▶ EXERCISE AIM:
For each line below that includes the word "saved", make a copy.

▶ Collected data entries:
"""

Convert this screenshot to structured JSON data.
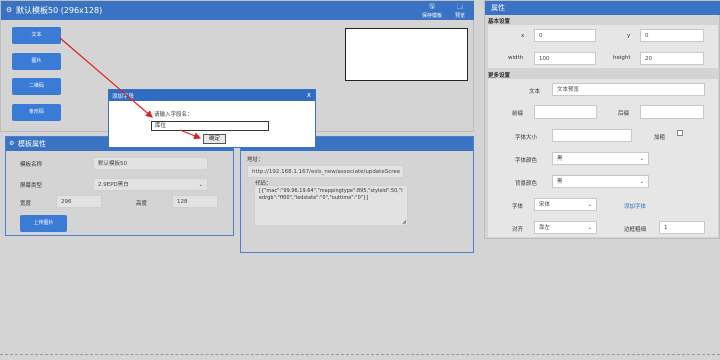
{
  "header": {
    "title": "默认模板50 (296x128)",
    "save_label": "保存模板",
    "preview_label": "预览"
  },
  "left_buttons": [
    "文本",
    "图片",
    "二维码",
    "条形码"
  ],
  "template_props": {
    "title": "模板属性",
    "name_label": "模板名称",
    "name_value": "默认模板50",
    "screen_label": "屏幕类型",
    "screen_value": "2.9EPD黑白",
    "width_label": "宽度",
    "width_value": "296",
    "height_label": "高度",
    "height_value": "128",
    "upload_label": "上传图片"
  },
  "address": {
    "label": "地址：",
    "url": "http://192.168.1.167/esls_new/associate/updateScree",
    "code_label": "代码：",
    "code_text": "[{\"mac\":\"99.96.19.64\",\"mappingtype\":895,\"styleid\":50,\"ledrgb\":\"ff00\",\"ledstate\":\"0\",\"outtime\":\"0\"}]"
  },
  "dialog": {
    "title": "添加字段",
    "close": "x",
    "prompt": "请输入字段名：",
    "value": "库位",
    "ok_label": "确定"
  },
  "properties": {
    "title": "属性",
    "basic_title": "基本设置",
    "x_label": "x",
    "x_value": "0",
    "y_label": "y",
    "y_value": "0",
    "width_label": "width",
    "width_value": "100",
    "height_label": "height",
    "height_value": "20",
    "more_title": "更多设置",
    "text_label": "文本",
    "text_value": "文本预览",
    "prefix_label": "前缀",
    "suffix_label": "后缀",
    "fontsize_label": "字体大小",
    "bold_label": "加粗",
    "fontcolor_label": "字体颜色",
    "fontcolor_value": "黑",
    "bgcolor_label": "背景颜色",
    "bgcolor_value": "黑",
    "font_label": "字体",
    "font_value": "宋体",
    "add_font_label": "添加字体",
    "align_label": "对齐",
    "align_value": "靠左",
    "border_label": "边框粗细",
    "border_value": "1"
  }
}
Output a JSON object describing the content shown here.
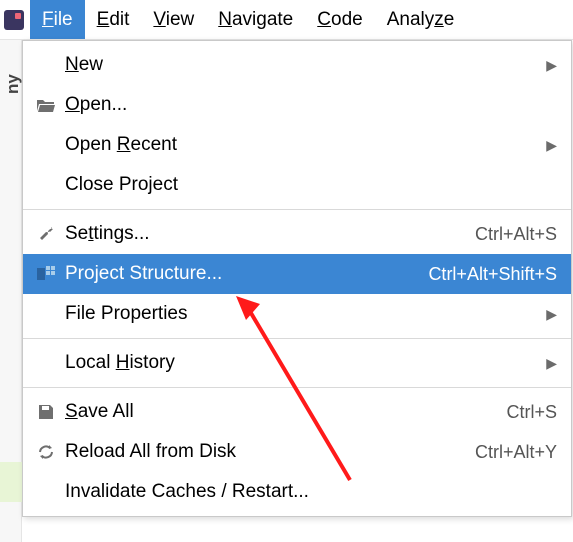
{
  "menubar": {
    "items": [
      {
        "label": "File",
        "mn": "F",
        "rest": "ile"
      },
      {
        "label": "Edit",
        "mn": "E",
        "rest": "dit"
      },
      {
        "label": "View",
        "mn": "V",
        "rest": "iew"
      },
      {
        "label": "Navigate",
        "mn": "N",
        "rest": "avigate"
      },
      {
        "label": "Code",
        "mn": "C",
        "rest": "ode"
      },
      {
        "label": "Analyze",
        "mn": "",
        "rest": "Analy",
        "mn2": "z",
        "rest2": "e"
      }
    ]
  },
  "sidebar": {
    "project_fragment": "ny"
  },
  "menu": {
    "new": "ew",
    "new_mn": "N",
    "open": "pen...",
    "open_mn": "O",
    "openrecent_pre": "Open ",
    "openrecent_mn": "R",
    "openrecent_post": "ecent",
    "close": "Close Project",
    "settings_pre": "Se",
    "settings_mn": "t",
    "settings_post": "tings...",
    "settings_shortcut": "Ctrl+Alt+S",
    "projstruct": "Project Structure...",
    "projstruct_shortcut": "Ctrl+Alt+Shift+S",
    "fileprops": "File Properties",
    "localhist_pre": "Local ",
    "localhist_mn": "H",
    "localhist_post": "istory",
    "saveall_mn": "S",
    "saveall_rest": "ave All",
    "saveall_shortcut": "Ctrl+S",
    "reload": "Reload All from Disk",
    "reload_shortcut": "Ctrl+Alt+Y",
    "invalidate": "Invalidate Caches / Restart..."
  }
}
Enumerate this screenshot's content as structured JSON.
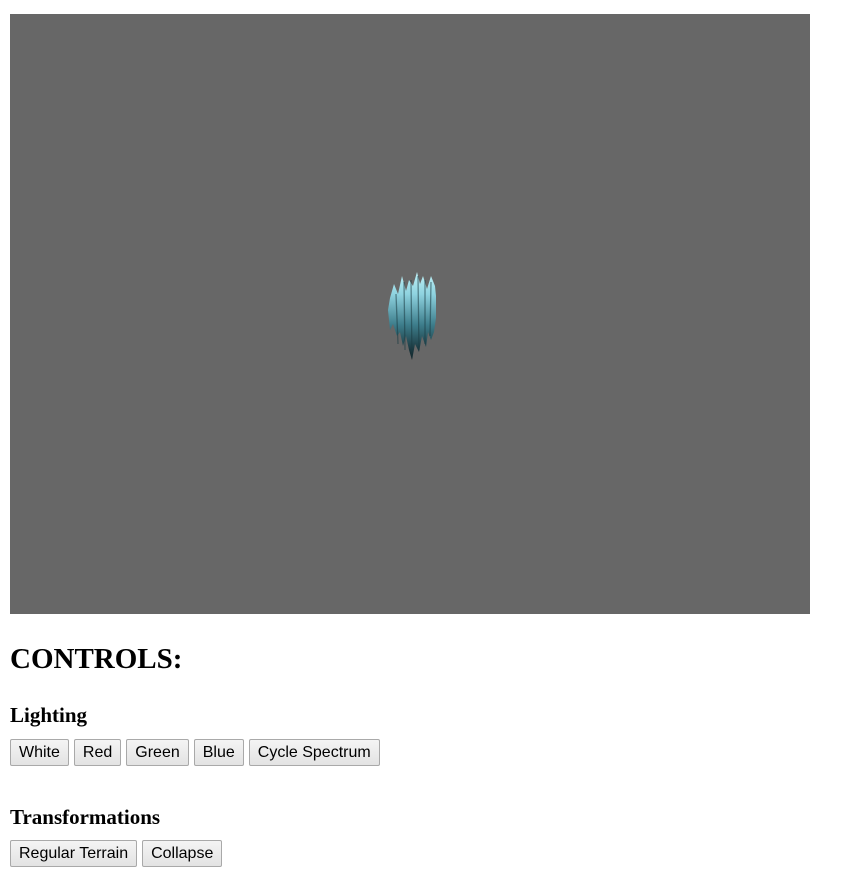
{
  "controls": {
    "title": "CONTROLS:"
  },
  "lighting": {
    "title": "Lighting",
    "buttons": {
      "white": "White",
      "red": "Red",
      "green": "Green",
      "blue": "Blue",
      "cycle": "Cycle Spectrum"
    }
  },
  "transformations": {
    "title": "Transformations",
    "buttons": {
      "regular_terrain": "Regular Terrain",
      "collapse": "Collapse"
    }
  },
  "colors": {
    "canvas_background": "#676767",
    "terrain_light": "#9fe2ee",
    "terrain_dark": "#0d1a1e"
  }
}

"""
"""

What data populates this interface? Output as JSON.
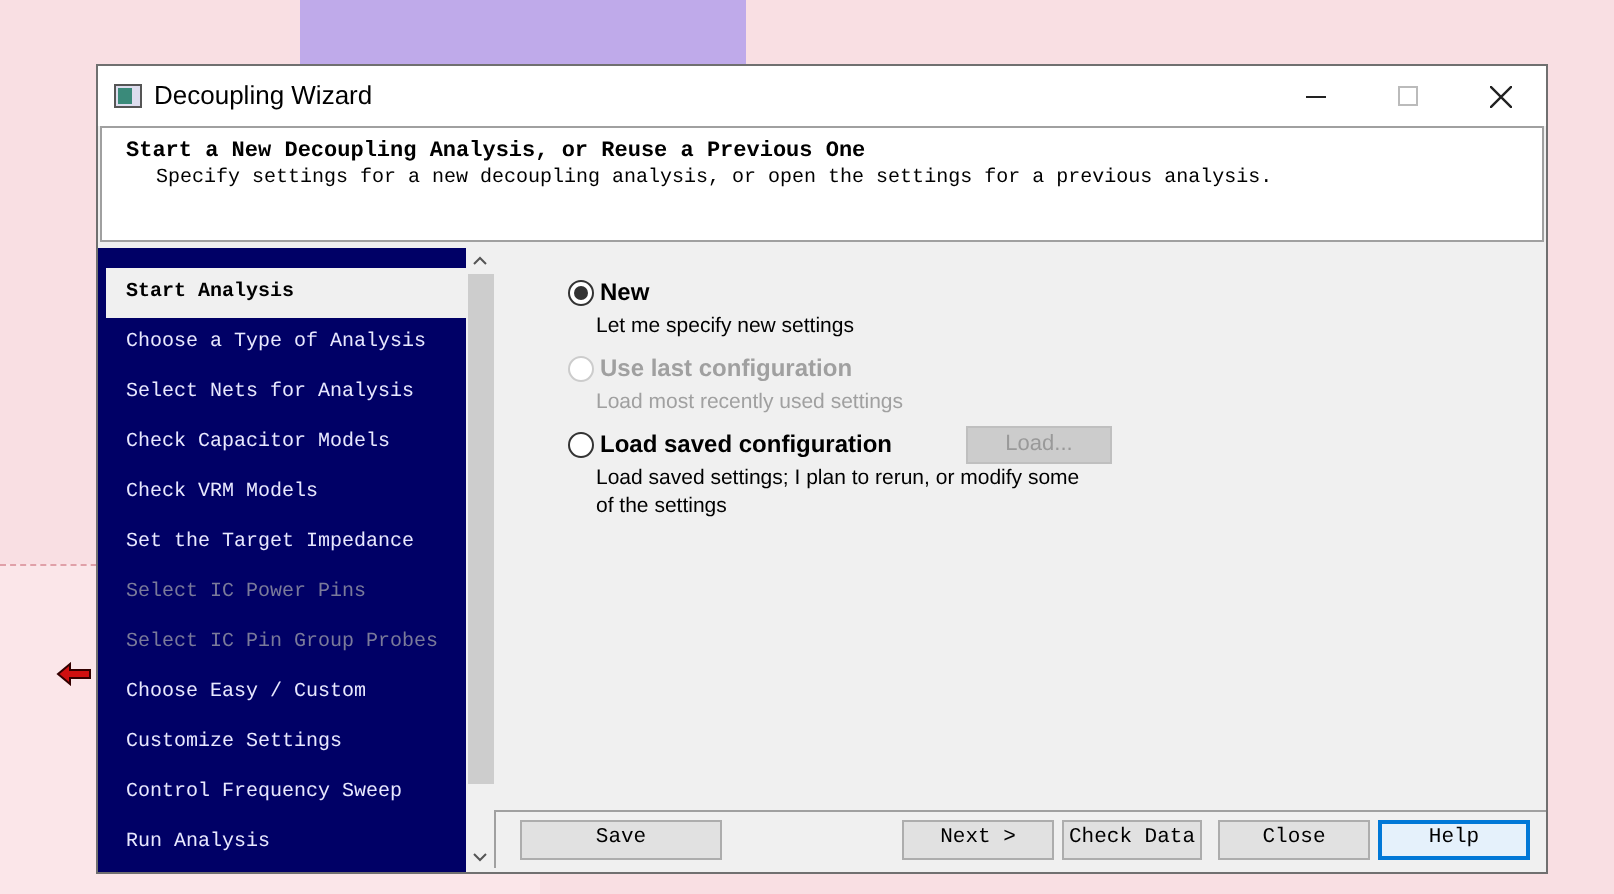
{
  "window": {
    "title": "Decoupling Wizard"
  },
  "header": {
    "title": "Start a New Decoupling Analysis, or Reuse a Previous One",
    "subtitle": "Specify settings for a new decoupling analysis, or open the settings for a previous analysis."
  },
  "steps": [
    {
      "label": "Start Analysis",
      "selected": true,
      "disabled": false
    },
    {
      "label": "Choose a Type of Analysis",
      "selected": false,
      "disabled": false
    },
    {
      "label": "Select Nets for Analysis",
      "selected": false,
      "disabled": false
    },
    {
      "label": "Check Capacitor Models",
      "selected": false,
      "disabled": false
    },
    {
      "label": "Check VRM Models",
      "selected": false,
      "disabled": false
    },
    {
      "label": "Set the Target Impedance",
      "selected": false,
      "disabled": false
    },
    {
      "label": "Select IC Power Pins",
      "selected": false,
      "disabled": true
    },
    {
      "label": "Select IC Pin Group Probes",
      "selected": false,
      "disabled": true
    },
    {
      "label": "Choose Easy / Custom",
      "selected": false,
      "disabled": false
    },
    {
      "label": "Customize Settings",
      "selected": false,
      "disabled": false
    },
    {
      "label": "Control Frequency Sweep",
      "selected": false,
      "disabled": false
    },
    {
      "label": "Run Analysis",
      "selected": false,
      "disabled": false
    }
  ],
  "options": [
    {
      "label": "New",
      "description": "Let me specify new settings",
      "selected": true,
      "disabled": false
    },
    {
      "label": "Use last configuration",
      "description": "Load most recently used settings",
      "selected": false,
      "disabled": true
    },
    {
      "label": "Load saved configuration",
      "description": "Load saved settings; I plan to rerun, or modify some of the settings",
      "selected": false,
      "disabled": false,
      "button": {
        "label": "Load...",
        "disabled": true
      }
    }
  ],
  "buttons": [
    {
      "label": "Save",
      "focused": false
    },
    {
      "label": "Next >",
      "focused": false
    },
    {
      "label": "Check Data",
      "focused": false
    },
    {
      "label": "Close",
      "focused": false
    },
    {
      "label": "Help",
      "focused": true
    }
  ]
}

"""
"""

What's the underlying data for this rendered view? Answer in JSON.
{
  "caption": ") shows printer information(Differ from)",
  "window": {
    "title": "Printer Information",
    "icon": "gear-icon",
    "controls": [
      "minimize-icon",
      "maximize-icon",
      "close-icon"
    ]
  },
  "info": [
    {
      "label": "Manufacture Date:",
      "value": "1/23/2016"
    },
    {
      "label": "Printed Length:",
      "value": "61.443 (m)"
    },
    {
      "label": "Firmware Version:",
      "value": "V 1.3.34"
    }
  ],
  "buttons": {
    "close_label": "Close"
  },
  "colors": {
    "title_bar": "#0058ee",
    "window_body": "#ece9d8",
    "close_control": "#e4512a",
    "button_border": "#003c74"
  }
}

"""

▶ TASK ANSWER:
      "label": "Load saved configuration",
      "description": "Load saved settings; I plan to rerun, or modify some of the settings",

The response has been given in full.